**Listed records:**

** Begin **

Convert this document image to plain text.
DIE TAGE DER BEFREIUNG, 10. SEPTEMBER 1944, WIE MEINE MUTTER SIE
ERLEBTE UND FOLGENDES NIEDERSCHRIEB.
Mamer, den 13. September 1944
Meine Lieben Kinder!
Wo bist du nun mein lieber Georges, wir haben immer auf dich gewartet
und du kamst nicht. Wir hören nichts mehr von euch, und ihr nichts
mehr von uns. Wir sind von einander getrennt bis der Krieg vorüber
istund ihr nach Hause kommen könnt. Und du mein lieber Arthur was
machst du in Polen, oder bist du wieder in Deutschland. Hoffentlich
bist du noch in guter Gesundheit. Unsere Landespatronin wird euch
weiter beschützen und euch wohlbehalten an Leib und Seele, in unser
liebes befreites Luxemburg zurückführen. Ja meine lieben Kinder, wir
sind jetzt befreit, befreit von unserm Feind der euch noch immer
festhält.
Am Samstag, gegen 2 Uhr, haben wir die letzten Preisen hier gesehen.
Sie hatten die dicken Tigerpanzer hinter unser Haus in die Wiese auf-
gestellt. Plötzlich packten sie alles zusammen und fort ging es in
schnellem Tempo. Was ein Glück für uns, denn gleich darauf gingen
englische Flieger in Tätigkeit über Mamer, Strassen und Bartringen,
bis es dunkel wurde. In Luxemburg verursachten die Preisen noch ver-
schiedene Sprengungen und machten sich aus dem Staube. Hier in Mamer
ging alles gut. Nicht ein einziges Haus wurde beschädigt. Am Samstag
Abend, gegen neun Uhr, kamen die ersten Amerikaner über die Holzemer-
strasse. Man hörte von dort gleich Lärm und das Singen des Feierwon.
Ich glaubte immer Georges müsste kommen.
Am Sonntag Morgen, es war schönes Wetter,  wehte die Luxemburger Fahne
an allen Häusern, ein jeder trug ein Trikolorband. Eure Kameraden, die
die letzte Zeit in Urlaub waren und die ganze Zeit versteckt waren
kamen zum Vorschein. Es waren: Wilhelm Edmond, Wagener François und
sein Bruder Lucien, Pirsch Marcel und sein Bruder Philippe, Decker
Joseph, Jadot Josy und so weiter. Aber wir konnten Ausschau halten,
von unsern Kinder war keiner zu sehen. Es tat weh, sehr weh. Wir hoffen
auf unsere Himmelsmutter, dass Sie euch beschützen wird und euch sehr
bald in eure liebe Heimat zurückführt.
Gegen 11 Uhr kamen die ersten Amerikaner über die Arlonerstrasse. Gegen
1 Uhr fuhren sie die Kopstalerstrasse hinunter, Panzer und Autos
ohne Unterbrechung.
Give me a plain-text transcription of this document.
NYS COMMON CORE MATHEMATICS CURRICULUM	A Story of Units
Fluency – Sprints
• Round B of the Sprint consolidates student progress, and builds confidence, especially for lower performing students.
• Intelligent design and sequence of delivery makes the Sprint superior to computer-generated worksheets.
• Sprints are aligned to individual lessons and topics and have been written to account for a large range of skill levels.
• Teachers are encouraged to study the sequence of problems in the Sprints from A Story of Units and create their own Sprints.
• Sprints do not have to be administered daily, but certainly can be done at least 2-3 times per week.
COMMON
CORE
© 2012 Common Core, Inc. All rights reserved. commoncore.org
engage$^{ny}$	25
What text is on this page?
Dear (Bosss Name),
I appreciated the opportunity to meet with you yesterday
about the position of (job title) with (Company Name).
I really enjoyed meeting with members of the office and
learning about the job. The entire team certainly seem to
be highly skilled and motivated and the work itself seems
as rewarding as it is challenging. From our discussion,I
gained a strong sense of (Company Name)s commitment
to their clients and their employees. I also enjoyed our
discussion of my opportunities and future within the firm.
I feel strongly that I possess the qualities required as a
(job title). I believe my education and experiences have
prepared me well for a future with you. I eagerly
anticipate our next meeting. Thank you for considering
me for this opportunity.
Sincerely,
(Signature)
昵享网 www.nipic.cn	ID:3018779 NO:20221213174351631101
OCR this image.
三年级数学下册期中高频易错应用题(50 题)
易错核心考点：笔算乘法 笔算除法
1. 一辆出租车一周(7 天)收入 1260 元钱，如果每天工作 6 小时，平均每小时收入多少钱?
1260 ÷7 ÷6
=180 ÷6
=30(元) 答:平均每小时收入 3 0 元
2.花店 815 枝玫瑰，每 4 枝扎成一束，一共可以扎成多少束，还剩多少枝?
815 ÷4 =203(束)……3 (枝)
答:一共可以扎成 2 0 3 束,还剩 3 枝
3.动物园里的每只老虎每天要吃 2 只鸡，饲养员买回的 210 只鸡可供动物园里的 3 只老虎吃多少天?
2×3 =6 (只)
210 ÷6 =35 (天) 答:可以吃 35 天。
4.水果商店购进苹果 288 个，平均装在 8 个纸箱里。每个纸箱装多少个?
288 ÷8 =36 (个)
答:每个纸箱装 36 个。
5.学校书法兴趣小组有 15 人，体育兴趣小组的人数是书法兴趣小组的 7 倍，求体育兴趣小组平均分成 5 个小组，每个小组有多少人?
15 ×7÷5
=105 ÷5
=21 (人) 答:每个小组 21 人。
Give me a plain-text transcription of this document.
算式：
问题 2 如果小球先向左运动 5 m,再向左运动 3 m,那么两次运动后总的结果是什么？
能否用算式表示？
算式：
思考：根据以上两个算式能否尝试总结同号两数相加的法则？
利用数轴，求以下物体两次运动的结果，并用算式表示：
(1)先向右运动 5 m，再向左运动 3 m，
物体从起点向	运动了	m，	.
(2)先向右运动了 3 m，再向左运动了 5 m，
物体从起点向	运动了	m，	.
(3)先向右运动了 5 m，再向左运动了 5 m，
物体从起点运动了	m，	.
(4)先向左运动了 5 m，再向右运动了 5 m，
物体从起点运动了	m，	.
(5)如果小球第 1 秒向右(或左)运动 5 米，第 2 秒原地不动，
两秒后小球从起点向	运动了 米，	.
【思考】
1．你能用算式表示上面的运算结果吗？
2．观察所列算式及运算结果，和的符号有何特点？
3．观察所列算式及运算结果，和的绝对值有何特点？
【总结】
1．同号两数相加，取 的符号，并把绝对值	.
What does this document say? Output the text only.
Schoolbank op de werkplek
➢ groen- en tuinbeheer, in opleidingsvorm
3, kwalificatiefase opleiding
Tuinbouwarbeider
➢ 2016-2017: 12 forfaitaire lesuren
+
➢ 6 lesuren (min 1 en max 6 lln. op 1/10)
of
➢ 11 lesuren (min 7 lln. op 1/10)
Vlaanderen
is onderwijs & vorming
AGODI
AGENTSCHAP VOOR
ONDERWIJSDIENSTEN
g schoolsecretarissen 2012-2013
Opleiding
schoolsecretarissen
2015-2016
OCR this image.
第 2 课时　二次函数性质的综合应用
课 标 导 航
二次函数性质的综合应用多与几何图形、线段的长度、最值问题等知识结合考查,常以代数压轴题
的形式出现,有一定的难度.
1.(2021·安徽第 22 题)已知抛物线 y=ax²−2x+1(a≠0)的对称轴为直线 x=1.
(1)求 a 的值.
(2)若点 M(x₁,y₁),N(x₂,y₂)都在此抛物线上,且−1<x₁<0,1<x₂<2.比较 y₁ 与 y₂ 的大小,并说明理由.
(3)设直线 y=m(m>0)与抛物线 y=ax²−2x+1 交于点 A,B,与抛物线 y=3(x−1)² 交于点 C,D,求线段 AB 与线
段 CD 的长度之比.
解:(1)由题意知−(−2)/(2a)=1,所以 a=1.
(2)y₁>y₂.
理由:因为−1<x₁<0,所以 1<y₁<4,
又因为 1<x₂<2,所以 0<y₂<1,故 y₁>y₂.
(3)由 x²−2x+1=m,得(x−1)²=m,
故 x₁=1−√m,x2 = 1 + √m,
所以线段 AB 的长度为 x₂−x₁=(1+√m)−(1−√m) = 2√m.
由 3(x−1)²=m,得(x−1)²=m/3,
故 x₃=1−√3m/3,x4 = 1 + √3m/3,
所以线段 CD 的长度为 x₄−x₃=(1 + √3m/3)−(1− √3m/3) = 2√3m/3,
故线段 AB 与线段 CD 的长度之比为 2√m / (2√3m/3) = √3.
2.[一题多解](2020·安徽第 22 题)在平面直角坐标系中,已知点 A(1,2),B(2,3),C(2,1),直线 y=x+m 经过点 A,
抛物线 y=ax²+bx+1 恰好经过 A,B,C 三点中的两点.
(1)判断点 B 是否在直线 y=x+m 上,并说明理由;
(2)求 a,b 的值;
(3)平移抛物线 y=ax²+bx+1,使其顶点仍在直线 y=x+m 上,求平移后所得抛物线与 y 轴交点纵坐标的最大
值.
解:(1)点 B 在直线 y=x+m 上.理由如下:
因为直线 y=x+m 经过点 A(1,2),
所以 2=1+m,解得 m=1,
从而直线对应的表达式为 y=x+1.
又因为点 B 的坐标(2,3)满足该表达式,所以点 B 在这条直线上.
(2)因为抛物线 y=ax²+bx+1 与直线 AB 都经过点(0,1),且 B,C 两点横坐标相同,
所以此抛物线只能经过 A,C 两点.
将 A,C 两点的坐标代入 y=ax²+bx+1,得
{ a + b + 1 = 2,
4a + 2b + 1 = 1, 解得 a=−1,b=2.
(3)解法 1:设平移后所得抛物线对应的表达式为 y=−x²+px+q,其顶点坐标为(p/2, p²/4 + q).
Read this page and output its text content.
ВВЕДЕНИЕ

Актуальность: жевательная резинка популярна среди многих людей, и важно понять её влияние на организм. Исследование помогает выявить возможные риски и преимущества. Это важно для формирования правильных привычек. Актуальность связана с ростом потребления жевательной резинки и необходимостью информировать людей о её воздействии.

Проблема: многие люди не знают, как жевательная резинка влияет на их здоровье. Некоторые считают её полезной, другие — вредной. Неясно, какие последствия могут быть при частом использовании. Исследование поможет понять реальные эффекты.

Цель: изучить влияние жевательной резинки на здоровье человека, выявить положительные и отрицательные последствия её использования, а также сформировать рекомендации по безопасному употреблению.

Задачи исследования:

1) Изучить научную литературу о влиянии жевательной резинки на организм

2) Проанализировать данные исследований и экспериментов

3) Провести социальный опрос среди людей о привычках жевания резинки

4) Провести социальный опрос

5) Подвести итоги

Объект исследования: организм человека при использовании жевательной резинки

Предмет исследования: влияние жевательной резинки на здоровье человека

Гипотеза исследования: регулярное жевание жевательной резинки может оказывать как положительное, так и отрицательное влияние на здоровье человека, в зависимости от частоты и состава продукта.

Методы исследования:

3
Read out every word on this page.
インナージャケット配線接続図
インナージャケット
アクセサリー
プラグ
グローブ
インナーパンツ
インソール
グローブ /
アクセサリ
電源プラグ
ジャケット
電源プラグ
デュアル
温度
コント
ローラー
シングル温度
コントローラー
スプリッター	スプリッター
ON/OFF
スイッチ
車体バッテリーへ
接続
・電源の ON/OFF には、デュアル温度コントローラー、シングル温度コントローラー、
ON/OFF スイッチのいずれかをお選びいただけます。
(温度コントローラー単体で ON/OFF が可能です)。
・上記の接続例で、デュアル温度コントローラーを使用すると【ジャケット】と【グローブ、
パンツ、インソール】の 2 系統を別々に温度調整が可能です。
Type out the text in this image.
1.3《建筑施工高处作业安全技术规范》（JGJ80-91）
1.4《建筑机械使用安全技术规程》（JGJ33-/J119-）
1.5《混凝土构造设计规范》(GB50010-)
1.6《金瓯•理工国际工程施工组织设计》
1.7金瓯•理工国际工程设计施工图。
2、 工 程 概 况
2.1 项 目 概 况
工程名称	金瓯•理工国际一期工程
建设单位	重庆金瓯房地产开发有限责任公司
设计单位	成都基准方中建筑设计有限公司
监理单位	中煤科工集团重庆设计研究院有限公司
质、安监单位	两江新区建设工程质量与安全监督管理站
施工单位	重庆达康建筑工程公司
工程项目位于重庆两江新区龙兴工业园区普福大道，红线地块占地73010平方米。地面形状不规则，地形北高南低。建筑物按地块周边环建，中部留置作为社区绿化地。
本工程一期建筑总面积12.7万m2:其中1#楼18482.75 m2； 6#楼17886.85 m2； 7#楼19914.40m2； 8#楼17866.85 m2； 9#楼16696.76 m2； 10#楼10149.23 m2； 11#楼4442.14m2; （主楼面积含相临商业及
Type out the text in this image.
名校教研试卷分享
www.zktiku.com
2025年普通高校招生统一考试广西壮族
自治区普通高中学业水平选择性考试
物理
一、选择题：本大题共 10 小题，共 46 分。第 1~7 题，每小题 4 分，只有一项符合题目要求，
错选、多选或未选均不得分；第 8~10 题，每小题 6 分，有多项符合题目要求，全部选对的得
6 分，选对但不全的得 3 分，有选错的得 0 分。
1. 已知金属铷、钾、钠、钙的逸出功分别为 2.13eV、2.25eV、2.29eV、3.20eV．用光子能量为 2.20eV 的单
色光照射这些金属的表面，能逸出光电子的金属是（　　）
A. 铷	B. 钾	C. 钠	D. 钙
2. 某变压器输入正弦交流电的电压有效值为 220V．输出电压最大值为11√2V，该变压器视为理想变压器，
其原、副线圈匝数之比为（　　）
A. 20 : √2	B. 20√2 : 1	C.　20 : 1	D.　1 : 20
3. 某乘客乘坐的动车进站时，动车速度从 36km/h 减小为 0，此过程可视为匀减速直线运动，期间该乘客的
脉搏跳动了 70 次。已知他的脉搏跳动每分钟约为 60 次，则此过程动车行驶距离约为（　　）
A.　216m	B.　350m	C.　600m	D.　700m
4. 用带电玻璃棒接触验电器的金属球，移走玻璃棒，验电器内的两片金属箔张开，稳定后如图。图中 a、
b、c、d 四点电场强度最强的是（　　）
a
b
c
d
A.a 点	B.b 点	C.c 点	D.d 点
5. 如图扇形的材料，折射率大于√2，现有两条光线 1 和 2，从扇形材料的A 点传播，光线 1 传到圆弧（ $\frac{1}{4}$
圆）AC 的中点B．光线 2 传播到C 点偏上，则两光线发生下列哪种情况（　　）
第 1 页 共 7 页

** End **

**Set task:** For the entries shown above, give the number of lines that include the word "所以线段", without any other text.

**Solved exercise:** 2